• Stored records
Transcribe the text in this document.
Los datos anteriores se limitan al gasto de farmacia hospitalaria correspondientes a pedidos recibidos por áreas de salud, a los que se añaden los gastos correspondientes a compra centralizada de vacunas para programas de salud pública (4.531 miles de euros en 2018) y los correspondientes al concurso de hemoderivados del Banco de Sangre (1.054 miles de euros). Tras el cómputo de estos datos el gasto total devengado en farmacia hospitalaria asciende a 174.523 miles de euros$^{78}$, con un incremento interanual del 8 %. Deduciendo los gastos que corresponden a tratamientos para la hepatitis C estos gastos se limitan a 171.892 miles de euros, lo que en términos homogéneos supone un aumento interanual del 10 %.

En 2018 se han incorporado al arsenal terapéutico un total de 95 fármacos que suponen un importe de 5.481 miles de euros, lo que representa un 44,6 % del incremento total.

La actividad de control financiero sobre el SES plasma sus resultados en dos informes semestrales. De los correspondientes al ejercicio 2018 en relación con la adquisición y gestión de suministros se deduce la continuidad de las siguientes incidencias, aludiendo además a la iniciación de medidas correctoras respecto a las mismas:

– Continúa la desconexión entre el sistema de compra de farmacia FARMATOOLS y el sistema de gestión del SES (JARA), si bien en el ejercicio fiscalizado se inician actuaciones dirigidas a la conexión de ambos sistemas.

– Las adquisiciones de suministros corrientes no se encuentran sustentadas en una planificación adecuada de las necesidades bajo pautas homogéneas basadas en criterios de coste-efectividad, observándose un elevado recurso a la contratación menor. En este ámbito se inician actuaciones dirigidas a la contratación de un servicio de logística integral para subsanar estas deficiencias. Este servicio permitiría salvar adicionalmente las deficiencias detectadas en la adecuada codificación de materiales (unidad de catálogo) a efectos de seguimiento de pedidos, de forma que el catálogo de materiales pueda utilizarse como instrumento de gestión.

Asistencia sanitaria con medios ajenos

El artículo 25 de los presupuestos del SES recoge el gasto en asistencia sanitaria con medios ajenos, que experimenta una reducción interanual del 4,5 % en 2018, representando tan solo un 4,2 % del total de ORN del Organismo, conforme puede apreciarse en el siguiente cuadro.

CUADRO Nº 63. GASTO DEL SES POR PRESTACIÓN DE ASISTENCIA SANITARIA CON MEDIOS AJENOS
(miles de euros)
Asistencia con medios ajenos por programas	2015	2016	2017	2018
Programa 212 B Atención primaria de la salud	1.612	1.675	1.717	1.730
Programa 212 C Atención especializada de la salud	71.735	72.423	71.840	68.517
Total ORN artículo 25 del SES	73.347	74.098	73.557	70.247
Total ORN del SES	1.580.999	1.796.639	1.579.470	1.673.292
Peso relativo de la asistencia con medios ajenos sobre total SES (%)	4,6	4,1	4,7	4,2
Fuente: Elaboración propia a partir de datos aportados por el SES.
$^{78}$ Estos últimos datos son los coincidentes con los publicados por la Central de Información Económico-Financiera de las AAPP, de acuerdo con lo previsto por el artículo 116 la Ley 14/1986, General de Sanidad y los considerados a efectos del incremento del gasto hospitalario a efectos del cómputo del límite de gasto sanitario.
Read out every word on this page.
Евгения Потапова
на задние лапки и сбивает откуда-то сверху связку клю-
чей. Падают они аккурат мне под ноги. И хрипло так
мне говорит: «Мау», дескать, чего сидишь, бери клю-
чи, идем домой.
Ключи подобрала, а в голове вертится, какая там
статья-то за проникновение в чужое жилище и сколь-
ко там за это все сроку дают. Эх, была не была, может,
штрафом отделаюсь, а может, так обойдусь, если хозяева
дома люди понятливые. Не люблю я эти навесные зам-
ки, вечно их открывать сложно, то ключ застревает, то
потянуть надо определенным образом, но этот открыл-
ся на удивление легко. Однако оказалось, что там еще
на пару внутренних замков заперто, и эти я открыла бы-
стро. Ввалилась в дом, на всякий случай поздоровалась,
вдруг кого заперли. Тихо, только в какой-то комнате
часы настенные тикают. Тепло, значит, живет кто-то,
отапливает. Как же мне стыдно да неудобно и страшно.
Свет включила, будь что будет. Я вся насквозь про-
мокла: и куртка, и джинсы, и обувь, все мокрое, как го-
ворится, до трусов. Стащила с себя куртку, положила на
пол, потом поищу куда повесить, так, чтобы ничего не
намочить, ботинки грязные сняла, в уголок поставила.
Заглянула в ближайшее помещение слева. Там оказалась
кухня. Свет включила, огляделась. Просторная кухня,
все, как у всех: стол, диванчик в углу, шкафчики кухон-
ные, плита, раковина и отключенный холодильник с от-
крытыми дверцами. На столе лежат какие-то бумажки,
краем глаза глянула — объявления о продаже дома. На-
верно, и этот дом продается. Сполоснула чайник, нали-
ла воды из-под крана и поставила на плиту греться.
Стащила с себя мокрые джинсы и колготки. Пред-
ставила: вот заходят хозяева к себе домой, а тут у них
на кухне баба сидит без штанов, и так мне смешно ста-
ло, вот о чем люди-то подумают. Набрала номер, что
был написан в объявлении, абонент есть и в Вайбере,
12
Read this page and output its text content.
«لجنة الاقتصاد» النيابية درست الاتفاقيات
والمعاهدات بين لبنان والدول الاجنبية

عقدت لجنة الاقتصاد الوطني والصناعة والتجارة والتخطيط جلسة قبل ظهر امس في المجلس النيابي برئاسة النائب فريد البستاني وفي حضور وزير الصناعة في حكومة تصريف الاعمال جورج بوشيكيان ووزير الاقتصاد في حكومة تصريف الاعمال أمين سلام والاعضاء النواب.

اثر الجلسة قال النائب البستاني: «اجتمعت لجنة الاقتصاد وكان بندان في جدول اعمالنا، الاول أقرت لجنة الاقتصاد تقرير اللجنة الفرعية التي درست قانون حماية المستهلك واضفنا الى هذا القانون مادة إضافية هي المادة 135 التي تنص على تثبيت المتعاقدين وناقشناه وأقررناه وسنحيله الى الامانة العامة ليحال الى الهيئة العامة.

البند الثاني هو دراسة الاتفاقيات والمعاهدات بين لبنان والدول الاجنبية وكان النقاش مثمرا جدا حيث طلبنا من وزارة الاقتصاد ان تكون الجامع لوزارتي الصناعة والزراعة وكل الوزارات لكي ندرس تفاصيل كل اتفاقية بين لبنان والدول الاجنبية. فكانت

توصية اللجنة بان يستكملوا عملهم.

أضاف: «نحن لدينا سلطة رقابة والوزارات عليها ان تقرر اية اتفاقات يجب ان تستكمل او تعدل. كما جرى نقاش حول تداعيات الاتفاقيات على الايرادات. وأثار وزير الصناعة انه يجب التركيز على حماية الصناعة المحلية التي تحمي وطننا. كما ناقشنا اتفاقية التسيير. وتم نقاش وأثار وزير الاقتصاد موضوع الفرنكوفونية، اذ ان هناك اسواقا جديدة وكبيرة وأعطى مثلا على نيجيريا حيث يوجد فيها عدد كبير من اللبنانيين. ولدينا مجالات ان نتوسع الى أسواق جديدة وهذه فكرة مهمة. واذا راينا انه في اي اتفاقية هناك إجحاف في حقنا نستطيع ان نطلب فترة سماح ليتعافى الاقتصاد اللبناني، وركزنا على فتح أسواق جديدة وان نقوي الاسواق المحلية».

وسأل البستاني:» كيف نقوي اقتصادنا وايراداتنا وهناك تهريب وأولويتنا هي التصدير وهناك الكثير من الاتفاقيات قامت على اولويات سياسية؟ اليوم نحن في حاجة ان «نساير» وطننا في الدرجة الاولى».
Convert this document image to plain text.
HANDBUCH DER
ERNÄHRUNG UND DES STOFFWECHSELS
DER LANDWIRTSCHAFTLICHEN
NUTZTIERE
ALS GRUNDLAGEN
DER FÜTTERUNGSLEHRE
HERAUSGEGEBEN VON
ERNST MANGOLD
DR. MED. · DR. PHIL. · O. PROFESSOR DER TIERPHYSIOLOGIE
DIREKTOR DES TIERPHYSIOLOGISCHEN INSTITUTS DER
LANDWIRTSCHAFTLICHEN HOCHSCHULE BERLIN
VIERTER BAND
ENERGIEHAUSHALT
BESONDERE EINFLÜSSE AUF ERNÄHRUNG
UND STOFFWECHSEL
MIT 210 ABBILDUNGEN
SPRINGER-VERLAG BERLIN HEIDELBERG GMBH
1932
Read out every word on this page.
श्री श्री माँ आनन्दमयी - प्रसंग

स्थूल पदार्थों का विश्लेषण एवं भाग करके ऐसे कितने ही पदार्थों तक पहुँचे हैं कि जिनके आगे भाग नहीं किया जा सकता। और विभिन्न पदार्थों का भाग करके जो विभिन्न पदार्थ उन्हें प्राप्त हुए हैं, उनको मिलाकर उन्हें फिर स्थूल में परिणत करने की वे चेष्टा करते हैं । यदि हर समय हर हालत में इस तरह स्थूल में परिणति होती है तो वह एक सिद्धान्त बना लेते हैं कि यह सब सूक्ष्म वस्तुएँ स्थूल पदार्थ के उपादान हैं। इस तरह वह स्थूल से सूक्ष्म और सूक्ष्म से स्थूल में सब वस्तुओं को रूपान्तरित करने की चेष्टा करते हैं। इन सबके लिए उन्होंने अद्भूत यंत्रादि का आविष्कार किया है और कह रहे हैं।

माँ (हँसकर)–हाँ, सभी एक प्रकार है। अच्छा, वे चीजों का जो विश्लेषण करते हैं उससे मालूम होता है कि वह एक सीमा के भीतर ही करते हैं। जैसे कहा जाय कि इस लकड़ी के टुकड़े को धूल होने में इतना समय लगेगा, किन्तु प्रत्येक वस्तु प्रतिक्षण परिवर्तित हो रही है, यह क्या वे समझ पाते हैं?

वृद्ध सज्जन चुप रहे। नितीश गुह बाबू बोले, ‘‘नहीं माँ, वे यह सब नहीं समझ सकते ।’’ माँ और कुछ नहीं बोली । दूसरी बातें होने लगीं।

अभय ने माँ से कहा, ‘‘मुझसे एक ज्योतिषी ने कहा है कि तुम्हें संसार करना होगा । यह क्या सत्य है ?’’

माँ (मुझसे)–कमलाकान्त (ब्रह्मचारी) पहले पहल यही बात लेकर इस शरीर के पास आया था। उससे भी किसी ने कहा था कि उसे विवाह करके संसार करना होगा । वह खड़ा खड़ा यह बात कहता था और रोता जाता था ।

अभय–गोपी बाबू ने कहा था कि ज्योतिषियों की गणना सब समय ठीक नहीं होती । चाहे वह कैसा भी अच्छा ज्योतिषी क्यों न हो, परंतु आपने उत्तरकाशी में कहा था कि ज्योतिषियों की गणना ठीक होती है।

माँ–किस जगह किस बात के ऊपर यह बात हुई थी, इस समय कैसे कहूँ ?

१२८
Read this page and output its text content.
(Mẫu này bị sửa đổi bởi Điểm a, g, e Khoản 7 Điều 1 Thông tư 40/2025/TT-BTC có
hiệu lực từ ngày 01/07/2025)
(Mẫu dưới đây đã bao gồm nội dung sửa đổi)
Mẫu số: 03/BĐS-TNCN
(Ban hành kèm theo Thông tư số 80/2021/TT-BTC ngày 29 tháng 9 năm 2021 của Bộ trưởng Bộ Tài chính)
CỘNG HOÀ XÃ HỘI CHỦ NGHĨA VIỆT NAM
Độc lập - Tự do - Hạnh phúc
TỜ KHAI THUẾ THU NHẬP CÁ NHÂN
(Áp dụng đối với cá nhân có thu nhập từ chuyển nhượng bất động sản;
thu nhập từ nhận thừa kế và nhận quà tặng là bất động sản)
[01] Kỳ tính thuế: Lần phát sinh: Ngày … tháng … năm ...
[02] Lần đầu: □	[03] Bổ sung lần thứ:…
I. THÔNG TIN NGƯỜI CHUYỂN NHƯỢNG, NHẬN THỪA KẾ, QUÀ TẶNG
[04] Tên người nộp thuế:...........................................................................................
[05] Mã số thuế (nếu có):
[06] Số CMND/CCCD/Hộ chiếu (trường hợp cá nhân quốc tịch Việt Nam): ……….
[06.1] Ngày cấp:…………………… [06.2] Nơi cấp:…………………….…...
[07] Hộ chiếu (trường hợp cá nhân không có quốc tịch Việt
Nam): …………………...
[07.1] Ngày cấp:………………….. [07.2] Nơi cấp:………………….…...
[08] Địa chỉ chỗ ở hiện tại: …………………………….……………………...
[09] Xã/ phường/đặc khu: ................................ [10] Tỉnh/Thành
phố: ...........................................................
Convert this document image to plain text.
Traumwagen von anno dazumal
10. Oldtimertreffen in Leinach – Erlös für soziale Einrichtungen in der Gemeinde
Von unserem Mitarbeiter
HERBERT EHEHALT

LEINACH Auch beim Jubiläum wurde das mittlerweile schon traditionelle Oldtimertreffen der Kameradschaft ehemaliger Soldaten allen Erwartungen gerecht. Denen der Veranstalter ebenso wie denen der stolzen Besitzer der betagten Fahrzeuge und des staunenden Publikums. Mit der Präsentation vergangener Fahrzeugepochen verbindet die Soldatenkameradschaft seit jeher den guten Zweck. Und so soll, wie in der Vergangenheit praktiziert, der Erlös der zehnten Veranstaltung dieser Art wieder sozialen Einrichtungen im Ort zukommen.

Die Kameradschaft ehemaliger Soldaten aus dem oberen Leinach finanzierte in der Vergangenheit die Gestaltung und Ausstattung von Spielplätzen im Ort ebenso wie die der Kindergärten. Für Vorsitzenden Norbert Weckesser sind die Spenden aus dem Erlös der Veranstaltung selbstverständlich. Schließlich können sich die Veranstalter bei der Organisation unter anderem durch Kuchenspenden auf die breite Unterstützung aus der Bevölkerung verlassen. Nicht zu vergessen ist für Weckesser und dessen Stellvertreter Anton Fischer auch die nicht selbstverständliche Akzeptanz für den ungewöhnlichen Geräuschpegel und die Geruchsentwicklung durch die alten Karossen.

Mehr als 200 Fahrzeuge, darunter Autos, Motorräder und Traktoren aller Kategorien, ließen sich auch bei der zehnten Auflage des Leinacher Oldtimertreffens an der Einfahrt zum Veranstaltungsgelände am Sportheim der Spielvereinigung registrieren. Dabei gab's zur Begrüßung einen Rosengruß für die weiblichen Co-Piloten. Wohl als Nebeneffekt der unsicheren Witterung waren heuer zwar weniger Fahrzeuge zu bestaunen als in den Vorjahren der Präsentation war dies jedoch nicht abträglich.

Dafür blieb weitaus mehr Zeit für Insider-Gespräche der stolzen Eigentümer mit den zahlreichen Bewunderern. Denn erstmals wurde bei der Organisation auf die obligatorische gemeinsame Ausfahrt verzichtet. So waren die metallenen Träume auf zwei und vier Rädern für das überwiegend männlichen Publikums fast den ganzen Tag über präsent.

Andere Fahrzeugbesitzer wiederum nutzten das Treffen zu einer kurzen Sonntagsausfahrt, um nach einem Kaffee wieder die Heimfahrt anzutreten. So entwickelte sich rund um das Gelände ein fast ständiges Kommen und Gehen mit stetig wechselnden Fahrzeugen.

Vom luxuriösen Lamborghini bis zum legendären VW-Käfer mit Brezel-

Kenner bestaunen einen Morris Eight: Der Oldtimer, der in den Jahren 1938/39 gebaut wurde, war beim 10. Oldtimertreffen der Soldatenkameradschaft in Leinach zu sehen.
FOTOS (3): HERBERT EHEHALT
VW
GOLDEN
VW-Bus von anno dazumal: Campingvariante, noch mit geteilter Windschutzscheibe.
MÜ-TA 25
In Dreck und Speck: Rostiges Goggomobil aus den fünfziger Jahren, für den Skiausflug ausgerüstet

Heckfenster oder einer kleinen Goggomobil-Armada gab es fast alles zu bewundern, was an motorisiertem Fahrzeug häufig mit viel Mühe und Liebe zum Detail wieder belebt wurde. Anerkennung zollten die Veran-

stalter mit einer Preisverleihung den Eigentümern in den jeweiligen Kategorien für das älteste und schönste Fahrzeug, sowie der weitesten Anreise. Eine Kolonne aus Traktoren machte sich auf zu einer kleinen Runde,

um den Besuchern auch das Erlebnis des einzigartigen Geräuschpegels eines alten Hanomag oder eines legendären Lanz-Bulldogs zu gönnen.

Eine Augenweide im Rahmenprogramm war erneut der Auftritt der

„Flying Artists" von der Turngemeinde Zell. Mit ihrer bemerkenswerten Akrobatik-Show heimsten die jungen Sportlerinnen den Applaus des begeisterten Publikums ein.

• Exercise requirements
Search the listing for the word "الاجنبية" and return each line that holds it.

• Answer
والمعاهدات بين لبنان والدول الاجنبية
البند الثاني هو دراسة الاتفاقيات والمعاهدات بين لبنان والدول الاجنبية وكان النقاش مثمرا جدا حيث طلبنا من وزارة الاقتصاد ان تكون الجامع لوزارتي الصناعة والزراعة وكل الوزارات لكي ندرس تفاصيل كل اتفاقية بين لبنان والدول الاجنبية. فكانت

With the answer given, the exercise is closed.